# EXERCISE TASK:
For each line below that contains the string "العامة", copy that line.

# ENTRIES:
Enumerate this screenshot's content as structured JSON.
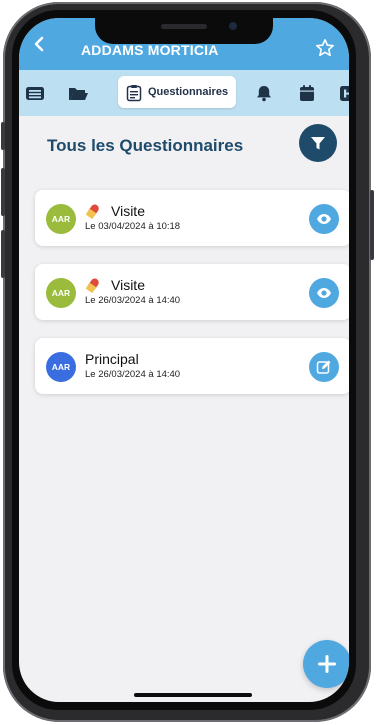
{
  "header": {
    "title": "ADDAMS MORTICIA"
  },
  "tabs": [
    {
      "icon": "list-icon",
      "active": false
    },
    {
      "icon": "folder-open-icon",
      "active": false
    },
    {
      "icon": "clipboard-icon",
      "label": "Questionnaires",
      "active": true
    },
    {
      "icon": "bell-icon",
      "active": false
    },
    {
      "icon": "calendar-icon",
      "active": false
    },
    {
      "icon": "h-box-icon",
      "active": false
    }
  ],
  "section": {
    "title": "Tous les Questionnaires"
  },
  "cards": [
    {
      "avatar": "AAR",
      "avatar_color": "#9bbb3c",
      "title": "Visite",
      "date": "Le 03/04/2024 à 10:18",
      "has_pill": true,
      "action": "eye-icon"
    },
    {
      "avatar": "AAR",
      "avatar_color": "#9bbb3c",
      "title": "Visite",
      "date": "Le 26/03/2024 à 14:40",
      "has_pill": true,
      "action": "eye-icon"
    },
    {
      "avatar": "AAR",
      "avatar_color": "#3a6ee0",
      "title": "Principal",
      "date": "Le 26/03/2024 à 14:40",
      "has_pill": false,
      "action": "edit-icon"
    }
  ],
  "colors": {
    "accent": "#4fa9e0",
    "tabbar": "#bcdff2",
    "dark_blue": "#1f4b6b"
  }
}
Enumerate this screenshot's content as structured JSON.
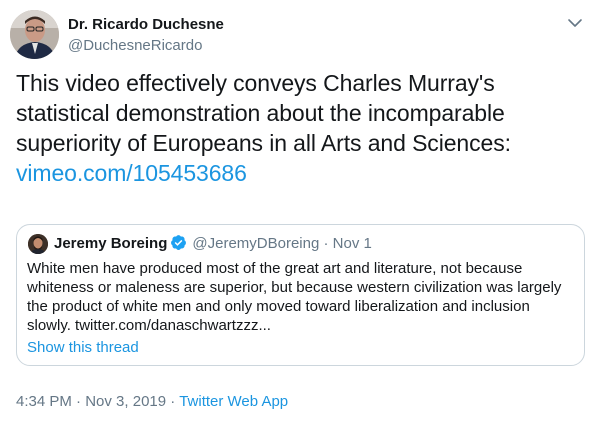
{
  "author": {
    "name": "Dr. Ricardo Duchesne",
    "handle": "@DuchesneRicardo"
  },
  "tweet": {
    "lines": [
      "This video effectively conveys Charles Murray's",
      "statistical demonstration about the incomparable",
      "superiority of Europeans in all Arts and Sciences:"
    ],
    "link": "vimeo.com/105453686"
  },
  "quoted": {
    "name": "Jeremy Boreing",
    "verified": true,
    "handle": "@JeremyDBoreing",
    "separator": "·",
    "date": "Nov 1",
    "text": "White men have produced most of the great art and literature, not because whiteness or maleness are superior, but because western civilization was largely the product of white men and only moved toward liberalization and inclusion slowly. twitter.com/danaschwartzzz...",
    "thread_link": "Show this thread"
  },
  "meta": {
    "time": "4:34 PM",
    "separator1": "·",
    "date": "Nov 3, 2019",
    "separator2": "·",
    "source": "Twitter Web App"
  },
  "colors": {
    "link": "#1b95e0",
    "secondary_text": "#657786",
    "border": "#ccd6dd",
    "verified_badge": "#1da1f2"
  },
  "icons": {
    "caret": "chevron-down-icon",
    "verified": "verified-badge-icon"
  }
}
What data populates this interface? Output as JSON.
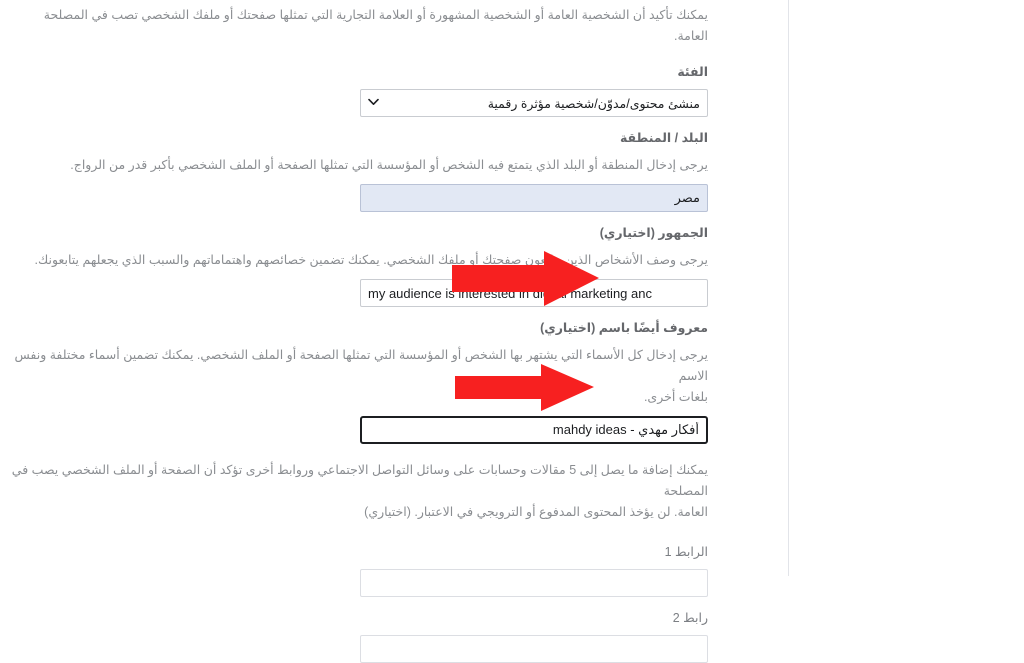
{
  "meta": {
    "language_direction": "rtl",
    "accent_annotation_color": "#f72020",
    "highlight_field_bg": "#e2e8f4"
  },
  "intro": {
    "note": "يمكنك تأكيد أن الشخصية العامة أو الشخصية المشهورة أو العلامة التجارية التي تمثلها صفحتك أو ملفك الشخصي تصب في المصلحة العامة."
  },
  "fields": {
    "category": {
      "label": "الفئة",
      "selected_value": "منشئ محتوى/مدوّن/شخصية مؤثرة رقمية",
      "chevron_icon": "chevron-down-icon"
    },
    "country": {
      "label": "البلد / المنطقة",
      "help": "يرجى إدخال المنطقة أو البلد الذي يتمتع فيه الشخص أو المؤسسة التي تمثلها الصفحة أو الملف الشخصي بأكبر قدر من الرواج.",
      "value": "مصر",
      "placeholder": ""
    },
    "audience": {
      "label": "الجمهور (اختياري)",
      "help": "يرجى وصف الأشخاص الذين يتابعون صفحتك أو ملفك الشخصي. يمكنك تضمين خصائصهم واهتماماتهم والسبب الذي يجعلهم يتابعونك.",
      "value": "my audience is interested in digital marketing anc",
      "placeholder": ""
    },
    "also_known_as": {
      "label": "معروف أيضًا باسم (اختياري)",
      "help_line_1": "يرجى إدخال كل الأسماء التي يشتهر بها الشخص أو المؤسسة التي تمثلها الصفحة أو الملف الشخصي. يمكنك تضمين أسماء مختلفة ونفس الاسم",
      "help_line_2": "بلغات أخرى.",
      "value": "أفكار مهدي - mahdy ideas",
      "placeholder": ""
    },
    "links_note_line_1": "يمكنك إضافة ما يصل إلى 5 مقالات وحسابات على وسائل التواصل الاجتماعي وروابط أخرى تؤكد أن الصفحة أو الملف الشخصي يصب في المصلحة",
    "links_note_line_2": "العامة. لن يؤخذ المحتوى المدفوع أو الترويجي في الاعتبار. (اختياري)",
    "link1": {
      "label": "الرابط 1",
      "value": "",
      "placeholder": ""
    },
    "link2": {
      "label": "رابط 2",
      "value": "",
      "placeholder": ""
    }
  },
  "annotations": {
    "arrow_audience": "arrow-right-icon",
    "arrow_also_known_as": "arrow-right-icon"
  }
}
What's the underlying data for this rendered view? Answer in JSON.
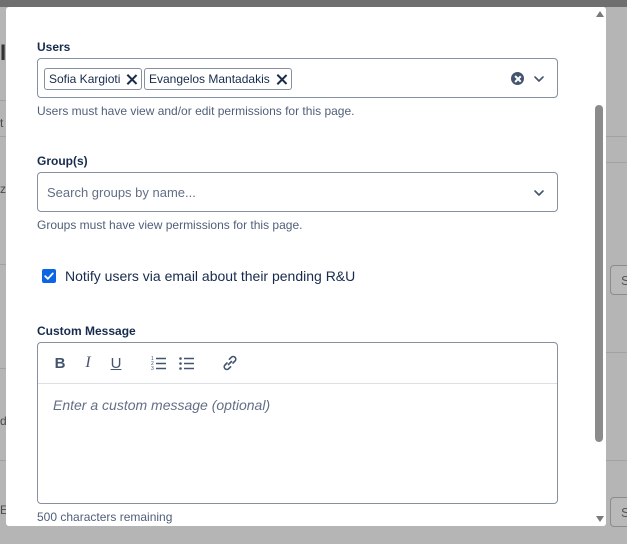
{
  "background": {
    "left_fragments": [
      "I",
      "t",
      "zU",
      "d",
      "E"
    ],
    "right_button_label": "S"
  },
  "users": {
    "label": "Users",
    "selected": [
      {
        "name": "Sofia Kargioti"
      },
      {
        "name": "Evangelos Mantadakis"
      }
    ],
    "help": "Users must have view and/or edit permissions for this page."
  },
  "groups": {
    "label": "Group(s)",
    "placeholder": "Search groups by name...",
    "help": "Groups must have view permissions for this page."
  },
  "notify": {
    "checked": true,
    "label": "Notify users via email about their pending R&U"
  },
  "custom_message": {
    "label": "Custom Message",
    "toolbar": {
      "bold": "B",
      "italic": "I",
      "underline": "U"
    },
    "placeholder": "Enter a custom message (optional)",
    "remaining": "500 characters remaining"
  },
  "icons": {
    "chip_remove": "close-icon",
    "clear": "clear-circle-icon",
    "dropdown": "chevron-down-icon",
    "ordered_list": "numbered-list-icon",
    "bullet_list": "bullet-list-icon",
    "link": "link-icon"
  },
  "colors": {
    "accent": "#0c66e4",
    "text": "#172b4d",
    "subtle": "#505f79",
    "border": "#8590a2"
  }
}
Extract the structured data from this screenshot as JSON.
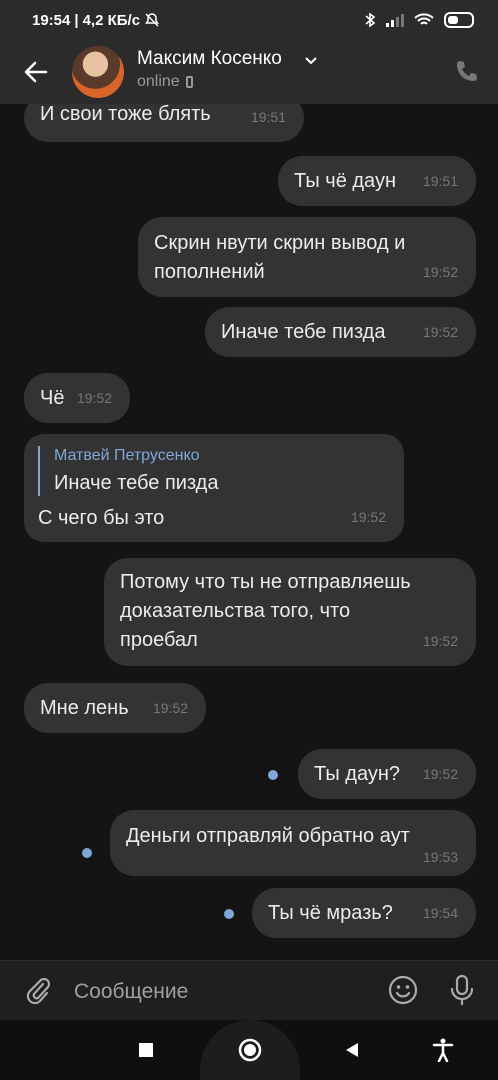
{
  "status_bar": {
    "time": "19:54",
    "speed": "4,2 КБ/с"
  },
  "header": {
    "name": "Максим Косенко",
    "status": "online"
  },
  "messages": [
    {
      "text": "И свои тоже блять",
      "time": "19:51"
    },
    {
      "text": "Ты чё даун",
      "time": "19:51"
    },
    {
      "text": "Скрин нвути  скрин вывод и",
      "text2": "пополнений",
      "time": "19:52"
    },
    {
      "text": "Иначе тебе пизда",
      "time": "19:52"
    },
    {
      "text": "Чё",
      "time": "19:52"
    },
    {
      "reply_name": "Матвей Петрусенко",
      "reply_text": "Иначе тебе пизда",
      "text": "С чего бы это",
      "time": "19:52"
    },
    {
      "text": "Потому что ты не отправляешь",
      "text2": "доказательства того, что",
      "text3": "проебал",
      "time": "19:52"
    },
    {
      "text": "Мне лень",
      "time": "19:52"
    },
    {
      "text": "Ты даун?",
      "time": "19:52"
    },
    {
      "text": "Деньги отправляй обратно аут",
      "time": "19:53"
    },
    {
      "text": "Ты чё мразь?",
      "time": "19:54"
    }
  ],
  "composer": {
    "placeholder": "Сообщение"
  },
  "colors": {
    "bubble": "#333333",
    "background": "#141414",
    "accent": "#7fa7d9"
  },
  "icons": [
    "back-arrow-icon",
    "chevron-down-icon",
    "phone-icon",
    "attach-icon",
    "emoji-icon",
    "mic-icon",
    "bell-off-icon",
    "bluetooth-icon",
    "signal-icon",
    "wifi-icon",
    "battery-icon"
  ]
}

# TASK ANSWER:
    "note": "يمكنك تأكيد أن الشخصية العامة أو الشخصية المشهورة أو العلامة التجارية التي تمثلها صفحتك أو ملفك الشخصي تصب في المصلحة العامة."
    "links_note_line_2": "العامة. لن يؤخذ المحتوى المدفوع أو الترويجي في الاعتبار. (اختياري)",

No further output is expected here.